What the task requires: Output all entries verbatim. Skip pictures.

Input rows:

[START]

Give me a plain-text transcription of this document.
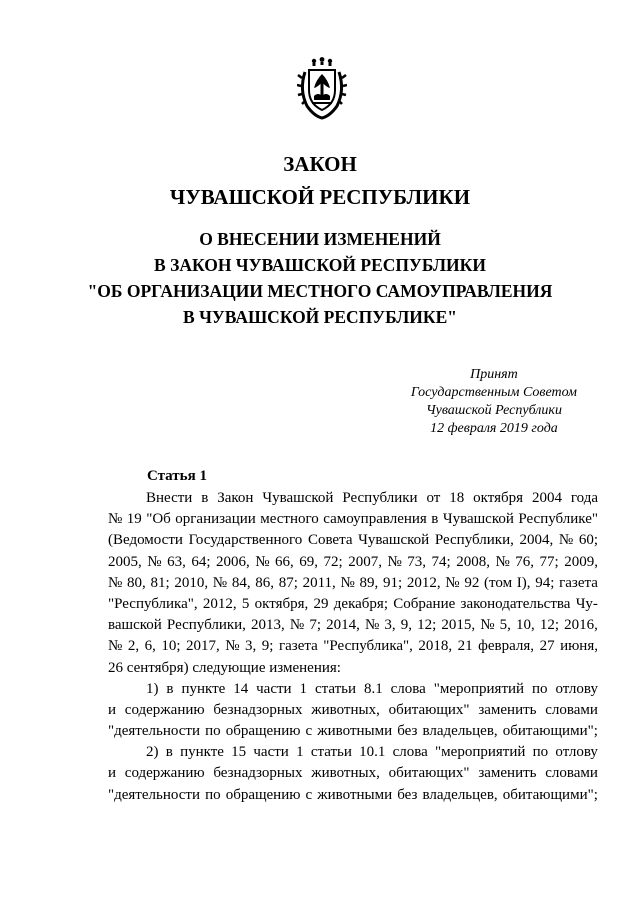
ЗАКОН
ЧУВАШСКОЙ РЕСПУБЛИКИ
О ВНЕСЕНИИ ИЗМЕНЕНИЙ
В ЗАКОН ЧУВАШСКОЙ РЕСПУБЛИКИ
"ОБ ОРГАНИЗАЦИИ МЕСТНОГО САМОУПРАВЛЕНИЯ
В ЧУВАШСКОЙ РЕСПУБЛИКЕ"
Принят
Государственным Советом
Чувашской Республики
12 февраля 2019 года
Статья 1
Внести в Закон Чувашской Республики от 18 октября 2004 года
№ 19 "Об организации местного самоуправления в Чувашской Республике"
(Ведомости Государственного Совета Чувашской Республики, 2004, № 60;
2005, № 63, 64; 2006, № 66, 69, 72; 2007, № 73, 74; 2008, № 76, 77; 2009,
№ 80, 81; 2010, № 84, 86, 87; 2011, № 89, 91; 2012, № 92 (том I), 94; газета
"Республика", 2012, 5 октября, 29 декабря; Собрание законодательства Чу-
вашской Республики, 2013, № 7; 2014, № 3, 9, 12; 2015, № 5, 10, 12; 2016,
№ 2, 6, 10; 2017, № 3, 9; газета "Республика", 2018, 21 февраля, 27 июня,
26 сентября) следующие изменения:
1) в пункте 14 части 1 статьи 8.1 слова "мероприятий по отлову
и содержанию безнадзорных животных, обитающих" заменить словами
"деятельности по обращению с животными без владельцев, обитающими";
2) в пункте 15 части 1 статьи 10.1 слова "мероприятий по отлову
и содержанию безнадзорных животных, обитающих" заменить словами
"деятельности по обращению с животными без владельцев, обитающими";
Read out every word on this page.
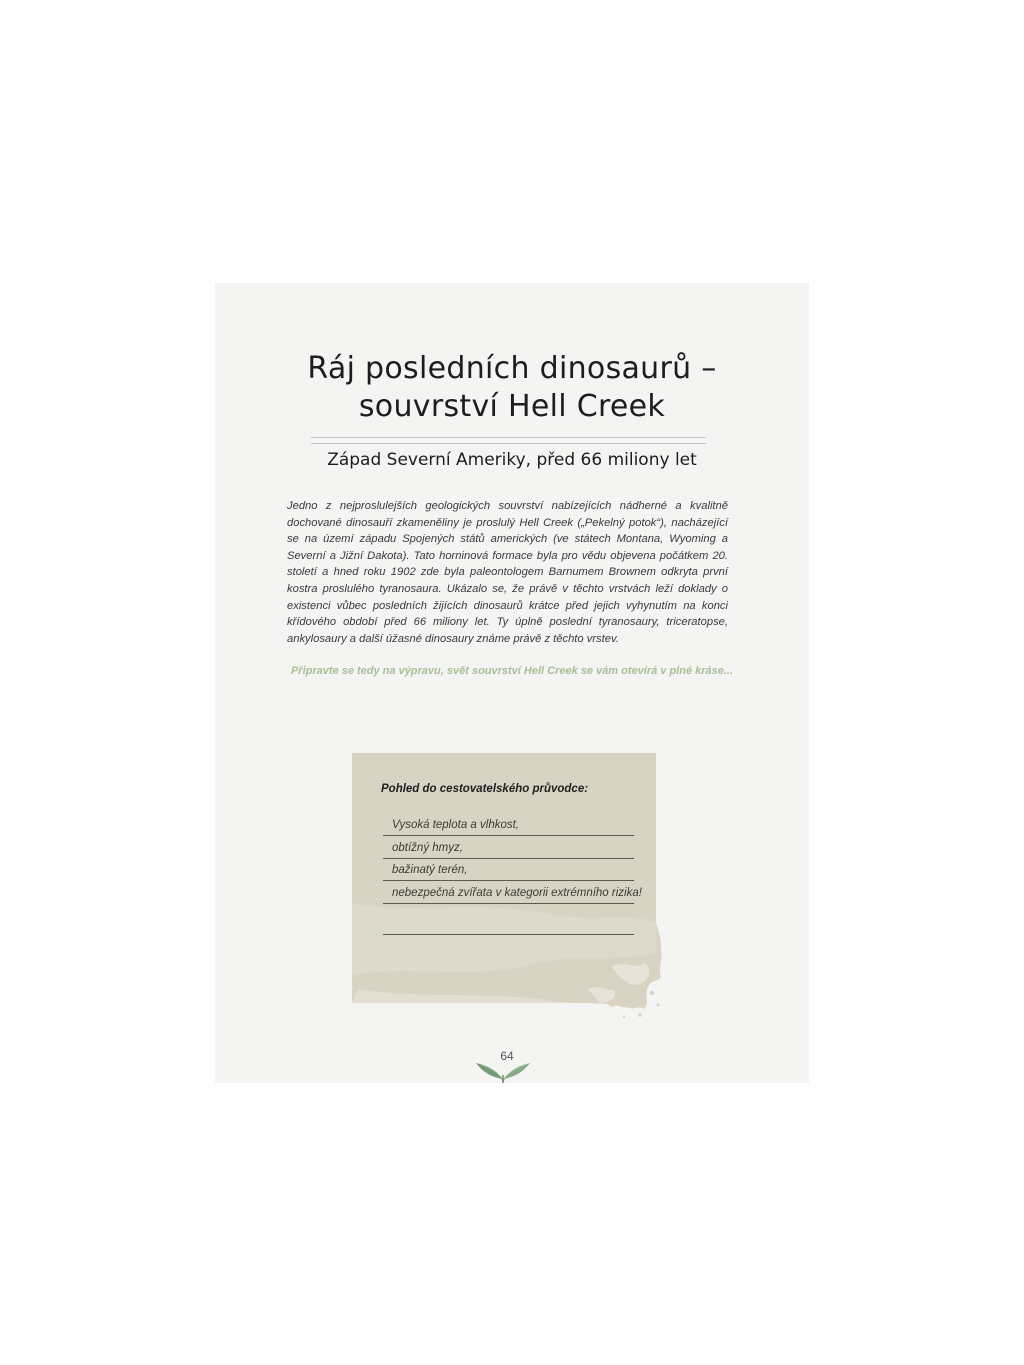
Ráj posledních dinosaurů –
souvrství Hell Creek
Západ Severní Ameriky, před 66 miliony let

Jedno z nejproslulejších geologických souvrství nabízejících nádherné a kvalitně dochované dinosauří zkameněliny je proslulý Hell Creek („Pekelný potok“), nacházející se na území západu Spojených států amerických (ve státech Montana, Wyoming a Severní a Jižní Dakota). Tato horninová formace byla pro vědu objevena počátkem 20. století a hned roku 1902 zde byla paleontologem Barnumem Brownem odkryta první kostra proslulého tyranosaura. Ukázalo se, že právě v těchto vrstvách leží doklady o existenci vůbec posledních žijících dinosaurů krátce před jejich vyhynutím na konci křídového období před 66 miliony let. Ty úplně poslední tyranosaury, triceratopse, ankylosaury a další úžasné dinosaury známe právě z těchto vrstev.

Připravte se tedy na výpravu, svět souvrství Hell Creek se vám otevírá v plné kráse...

Pohled do cestovatelského průvodce:

Vysoká teplota a vlhkost,
obtížný hmyz,
bažinatý terén,
nebezpečná zvířata v kategorii extrémního rizika!
64
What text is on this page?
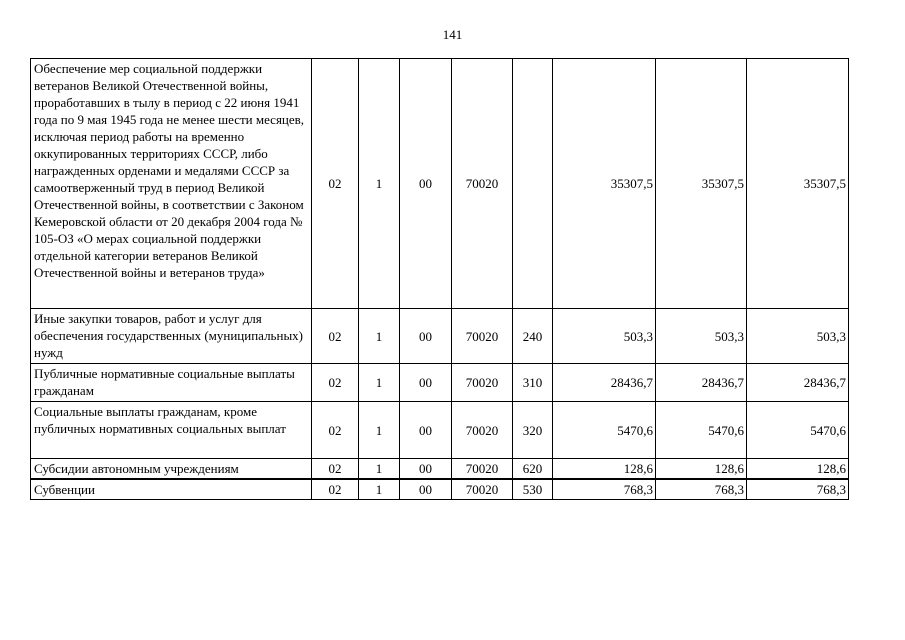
141
Обеспечение мер социальной поддержки ветеранов Великой Отечественной войны, проработавших в тылу в период с 22 июня 1941 года по 9 мая 1945 года не менее шести месяцев, исключая период работы на временно оккупированных территориях СССР, либо награжденных орденами и медалями СССР за самоотверженный труд в период Великой Отечественной войны, в соответствии с Законом Кемеровской области от 20 декабря 2004 года № 105-ОЗ «О мерах социальной поддержки отдельной категории ветеранов Великой Отечественной войны и ветеранов труда»	02	1	00	70020		35307,5	35307,5	35307,5
Иные закупки товаров, работ и услуг для обеспечения государственных (муниципальных) нужд	02	1	00	70020	240	503,3	503,3	503,3
Публичные нормативные социальные выплаты гражданам	02	1	00	70020	310	28436,7	28436,7	28436,7
Социальные выплаты гражданам, кроме публичных нормативных социальных выплат	02	1	00	70020	320	5470,6	5470,6	5470,6
Субсидии автономным учреждениям	02	1	00	70020	620	128,6	128,6	128,6
Субвенции	02	1	00	70020	530	768,3	768,3	768,3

[END]

Solution:
Give me a plain-text transcription of this document.
ЗАКОН
ЧУВАШСКОЙ РЕСПУБЛИКИ
О ВНЕСЕНИИ ИЗМЕНЕНИЙ
В ЗАКОН ЧУВАШСКОЙ РЕСПУБЛИКИ
"ОБ ОРГАНИЗАЦИИ МЕСТНОГО САМОУПРАВЛЕНИЯ
В ЧУВАШСКОЙ РЕСПУБЛИКЕ"
Принят
Государственным Советом
Чувашской Республики
12 февраля 2019 года
Статья 1
Внести в Закон Чувашской Республики от 18 октября 2004 года
№ 19 "Об организации местного самоуправления в Чувашской Республике"
(Ведомости Государственного Совета Чувашской Республики, 2004, № 60;
2005, № 63, 64; 2006, № 66, 69, 72; 2007, № 73, 74; 2008, № 76, 77; 2009,
№ 80, 81; 2010, № 84, 86, 87; 2011, № 89, 91; 2012, № 92 (том I), 94; газета
"Республика", 2012, 5 октября, 29 декабря; Собрание законодательства Чу-
вашской Республики, 2013, № 7; 2014, № 3, 9, 12; 2015, № 5, 10, 12; 2016,
№ 2, 6, 10; 2017, № 3, 9; газета "Республика", 2018, 21 февраля, 27 июня,
26 сентября) следующие изменения:
1) в пункте 14 части 1 статьи 8.1 слова "мероприятий по отлову
и содержанию безнадзорных животных, обитающих" заменить словами
"деятельности по обращению с животными без владельцев, обитающими";
2) в пункте 15 части 1 статьи 10.1 слова "мероприятий по отлову
и содержанию безнадзорных животных, обитающих" заменить словами
"деятельности по обращению с животными без владельцев, обитающими";
Read out every word on this page.
Ráj posledních dinosaurů –
souvrství Hell Creek
Západ Severní Ameriky, před 66 miliony let

Jedno z nejproslulejších geologických souvrství nabízejících nádherné a kvalitně dochované dinosauří zkameněliny je proslulý Hell Creek („Pekelný potok“), nacházející se na území západu Spojených států amerických (ve státech Montana, Wyoming a Severní a Jižní Dakota). Tato horninová formace byla pro vědu objevena počátkem 20. století a hned roku 1902 zde byla paleontologem Barnumem Brownem odkryta první kostra proslulého tyranosaura. Ukázalo se, že právě v těchto vrstvách leží doklady o existenci vůbec posledních žijících dinosaurů krátce před jejich vyhynutím na konci křídového období před 66 miliony let. Ty úplně poslední tyranosaury, triceratopse, ankylosaury a další úžasné dinosaury známe právě z těchto vrstev.

Připravte se tedy na výpravu, svět souvrství Hell Creek se vám otevírá v plné kráse...

Pohled do cestovatelského průvodce:

Vysoká teplota a vlhkost,
obtížný hmyz,
bažinatý terén,
nebezpečná zvířata v kategorii extrémního rizika!
64
What text is on this page?
141
Обеспечение мер социальной поддержки ветеранов Великой Отечественной войны, проработавших в тылу в период с 22 июня 1941 года по 9 мая 1945 года не менее шести месяцев, исключая период работы на временно оккупированных территориях СССР, либо награжденных орденами и медалями СССР за самоотверженный труд в период Великой Отечественной войны, в соответствии с Законом Кемеровской области от 20 декабря 2004 года № 105-ОЗ «О мерах социальной поддержки отдельной категории ветеранов Великой Отечественной войны и ветеранов труда»	02	1	00	70020		35307,5	35307,5	35307,5
Иные закупки товаров, работ и услуг для обеспечения государственных (муниципальных) нужд	02	1	00	70020	240	503,3	503,3	503,3
Публичные нормативные социальные выплаты гражданам	02	1	00	70020	310	28436,7	28436,7	28436,7
Социальные выплаты гражданам, кроме публичных нормативных социальных выплат	02	1	00	70020	320	5470,6	5470,6	5470,6
Субсидии автономным учреждениям	02	1	00	70020	620	128,6	128,6	128,6
Субвенции	02	1	00	70020	530	768,3	768,3	768,3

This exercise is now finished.